# Set problem
Set out each line from the following listing that includes the word "Query".

##############################

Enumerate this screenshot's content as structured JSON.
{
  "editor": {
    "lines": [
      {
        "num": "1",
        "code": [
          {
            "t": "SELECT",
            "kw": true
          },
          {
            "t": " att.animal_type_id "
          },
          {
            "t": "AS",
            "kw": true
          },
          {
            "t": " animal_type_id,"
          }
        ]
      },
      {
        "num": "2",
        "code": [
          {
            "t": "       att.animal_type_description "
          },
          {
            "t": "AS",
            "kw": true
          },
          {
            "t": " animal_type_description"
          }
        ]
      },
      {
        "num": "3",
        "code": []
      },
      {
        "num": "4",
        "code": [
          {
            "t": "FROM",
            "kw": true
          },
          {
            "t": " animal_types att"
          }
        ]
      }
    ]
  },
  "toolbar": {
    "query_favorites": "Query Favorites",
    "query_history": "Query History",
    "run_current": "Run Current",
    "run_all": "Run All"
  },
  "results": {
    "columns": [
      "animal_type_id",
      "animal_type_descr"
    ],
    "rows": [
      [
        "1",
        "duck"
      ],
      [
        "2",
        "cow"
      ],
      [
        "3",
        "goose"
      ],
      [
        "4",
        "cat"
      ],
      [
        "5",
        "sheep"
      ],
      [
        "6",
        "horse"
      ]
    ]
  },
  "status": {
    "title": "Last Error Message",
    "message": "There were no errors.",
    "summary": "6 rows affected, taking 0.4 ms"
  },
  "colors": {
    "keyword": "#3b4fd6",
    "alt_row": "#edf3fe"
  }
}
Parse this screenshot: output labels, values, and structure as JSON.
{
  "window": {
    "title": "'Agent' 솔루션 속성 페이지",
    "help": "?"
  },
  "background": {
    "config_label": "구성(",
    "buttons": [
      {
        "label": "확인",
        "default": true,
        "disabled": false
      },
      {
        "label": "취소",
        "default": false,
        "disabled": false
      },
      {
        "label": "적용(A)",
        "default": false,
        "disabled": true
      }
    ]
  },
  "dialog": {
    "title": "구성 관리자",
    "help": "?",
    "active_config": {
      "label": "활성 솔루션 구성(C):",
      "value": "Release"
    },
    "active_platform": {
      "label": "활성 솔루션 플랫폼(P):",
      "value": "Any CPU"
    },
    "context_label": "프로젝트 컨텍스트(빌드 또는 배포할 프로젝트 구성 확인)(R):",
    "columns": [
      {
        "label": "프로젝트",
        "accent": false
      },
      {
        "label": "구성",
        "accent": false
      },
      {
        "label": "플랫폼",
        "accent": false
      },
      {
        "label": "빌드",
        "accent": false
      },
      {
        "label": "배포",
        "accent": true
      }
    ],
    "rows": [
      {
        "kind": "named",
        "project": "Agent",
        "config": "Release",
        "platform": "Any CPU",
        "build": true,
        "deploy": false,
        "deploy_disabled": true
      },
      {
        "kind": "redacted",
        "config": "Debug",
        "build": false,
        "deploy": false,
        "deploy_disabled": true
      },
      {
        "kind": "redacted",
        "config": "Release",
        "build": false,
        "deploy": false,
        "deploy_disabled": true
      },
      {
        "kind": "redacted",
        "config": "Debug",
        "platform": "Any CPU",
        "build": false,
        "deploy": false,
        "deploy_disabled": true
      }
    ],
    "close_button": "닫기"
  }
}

##############################

# Solution below
    "query_favorites": "Query Favorites",
    "query_history": "Query History",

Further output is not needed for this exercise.